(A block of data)
◆ ◆ ◆

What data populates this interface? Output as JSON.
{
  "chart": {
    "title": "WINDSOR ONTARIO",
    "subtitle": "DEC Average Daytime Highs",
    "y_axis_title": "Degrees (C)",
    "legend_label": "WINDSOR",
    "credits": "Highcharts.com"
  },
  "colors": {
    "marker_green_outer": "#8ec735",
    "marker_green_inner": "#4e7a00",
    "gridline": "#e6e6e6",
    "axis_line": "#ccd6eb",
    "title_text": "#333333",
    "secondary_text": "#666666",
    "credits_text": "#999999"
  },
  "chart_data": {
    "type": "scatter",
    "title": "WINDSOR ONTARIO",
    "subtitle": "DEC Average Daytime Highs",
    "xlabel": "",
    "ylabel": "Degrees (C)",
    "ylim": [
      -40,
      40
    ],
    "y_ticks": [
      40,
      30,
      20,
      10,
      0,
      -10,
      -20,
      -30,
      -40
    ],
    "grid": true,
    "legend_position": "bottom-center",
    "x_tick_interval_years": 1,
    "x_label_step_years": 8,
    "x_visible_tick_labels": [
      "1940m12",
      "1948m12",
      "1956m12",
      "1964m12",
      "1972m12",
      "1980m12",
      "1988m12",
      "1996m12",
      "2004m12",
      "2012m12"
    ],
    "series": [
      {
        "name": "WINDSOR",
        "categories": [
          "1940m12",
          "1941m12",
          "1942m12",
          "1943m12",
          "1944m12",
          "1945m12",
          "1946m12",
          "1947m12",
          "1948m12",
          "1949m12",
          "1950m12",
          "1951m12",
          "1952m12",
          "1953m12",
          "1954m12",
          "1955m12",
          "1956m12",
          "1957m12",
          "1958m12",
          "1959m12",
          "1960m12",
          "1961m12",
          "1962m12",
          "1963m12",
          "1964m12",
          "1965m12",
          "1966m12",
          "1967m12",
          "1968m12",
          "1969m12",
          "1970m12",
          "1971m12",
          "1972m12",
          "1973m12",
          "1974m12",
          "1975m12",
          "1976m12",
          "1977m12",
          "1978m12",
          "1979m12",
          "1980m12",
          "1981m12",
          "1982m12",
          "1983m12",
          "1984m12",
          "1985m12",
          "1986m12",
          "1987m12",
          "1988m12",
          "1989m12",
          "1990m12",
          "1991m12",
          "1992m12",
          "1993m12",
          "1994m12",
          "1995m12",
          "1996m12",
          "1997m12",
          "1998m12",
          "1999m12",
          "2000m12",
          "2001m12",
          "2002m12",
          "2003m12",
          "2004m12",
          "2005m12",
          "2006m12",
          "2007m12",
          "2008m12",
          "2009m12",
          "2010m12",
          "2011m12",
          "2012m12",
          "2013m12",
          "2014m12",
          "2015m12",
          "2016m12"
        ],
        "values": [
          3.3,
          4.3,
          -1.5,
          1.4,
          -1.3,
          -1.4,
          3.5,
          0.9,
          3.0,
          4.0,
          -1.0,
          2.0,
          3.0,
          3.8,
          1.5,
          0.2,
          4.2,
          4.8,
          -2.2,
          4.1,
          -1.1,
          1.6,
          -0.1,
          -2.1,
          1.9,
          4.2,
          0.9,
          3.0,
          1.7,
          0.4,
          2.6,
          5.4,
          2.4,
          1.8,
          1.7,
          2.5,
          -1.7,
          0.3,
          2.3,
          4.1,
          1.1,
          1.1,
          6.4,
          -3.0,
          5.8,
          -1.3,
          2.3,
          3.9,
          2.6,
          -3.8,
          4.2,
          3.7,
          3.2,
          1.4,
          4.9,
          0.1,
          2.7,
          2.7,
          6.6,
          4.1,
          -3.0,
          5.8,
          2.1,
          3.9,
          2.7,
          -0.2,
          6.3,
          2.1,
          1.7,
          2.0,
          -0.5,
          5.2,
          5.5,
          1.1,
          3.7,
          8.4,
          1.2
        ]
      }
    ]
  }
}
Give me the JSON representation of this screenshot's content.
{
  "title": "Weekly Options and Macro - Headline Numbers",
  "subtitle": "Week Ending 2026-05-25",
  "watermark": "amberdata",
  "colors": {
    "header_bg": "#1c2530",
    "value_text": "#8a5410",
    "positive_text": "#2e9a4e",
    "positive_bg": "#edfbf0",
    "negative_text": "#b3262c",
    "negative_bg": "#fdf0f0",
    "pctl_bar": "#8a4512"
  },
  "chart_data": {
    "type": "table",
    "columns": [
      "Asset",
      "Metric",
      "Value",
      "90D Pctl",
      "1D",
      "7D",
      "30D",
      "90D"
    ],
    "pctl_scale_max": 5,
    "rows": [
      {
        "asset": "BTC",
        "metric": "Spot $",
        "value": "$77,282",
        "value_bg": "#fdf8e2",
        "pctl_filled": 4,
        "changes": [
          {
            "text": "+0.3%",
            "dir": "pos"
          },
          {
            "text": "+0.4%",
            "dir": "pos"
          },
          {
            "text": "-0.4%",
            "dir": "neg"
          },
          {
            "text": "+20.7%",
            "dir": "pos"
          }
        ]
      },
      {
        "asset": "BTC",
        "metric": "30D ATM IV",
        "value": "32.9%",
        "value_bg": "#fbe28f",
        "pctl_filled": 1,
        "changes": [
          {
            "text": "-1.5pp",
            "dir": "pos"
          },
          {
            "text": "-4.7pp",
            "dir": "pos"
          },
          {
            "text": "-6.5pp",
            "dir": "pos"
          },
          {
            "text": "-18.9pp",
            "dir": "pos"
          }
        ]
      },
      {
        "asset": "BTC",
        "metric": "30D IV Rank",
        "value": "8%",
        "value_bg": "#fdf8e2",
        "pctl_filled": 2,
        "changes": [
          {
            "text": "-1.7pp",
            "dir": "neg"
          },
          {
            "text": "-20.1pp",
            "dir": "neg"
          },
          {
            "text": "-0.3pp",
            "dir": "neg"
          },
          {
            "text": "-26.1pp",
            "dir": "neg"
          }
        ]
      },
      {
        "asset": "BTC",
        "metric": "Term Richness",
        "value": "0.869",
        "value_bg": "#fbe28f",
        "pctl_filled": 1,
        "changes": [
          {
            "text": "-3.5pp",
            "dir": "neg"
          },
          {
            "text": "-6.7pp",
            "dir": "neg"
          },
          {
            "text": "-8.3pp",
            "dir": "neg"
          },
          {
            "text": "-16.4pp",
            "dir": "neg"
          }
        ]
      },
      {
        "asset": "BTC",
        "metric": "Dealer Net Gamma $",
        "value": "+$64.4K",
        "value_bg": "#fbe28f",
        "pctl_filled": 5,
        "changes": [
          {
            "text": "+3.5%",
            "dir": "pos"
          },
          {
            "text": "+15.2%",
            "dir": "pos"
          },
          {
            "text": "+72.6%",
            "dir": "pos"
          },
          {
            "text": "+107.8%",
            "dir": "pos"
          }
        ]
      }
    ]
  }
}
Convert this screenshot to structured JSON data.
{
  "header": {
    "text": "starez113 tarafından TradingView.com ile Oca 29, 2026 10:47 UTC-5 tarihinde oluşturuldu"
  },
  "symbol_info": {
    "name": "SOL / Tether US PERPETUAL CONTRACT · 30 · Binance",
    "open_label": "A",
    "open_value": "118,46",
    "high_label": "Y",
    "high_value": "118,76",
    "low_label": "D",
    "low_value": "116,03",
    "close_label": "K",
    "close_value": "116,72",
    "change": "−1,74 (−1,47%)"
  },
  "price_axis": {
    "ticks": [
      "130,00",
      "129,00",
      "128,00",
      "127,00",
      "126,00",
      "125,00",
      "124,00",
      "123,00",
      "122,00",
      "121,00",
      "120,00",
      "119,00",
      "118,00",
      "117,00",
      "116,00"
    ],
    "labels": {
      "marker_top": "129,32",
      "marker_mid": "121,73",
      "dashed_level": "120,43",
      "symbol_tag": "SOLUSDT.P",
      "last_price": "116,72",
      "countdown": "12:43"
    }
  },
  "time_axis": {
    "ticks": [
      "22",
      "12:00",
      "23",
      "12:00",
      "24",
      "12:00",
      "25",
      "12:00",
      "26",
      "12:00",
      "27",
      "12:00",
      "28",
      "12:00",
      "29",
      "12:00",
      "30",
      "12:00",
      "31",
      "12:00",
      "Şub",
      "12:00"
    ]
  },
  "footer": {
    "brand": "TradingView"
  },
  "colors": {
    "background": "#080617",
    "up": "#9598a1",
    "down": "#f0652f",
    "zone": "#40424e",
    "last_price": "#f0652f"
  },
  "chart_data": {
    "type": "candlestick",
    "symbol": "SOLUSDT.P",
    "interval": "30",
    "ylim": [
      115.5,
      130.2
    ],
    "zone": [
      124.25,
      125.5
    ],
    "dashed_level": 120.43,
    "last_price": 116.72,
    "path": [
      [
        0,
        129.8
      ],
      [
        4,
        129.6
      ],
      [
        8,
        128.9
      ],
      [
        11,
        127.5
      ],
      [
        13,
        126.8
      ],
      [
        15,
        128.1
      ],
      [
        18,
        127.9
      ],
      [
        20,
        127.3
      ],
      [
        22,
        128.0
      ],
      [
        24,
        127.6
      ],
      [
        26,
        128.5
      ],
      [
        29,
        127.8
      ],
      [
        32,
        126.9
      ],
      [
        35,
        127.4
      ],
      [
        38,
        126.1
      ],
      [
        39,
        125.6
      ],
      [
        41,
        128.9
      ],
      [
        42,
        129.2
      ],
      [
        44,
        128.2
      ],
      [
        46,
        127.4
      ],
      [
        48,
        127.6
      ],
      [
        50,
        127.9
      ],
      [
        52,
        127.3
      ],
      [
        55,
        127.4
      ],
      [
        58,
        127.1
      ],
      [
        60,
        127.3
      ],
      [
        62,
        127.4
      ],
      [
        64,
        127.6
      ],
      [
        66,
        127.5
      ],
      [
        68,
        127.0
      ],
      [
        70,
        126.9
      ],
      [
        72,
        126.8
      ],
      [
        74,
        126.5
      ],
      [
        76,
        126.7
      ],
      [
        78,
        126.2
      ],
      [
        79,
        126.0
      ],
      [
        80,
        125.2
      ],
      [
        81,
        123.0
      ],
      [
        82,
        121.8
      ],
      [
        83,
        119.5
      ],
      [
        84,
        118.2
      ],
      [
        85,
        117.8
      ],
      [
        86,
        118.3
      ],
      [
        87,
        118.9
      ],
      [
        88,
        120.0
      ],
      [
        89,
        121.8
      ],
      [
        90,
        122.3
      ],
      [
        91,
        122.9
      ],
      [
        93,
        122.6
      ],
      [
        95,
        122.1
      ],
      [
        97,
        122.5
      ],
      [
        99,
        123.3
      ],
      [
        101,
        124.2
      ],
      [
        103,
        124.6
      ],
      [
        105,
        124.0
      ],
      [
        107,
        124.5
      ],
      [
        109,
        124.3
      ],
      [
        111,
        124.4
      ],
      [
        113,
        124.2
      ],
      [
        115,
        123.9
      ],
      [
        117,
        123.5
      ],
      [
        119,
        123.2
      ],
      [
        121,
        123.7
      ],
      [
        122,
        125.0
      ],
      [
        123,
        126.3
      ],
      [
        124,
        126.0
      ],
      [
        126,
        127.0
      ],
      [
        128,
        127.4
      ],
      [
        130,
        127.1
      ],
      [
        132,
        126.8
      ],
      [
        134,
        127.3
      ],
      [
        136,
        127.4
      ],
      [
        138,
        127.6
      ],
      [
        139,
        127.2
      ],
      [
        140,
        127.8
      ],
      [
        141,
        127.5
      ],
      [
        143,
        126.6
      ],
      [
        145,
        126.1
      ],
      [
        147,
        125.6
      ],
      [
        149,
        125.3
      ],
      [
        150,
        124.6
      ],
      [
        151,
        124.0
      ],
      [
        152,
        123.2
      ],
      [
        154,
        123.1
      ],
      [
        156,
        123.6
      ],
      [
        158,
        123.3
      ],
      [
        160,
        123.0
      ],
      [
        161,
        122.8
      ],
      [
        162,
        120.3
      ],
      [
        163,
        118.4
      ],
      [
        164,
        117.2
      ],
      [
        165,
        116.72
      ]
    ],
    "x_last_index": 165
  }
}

◆ ◆ ◆

**EXERCISE DESCRIPTION**
Which lines contain "JSON"? Copy each of them.

**ANSWER FOR THE TASK**
What data populates this interface? Output as JSON.
Give me the JSON representation of this screenshot's content.
Convert this screenshot to structured JSON data.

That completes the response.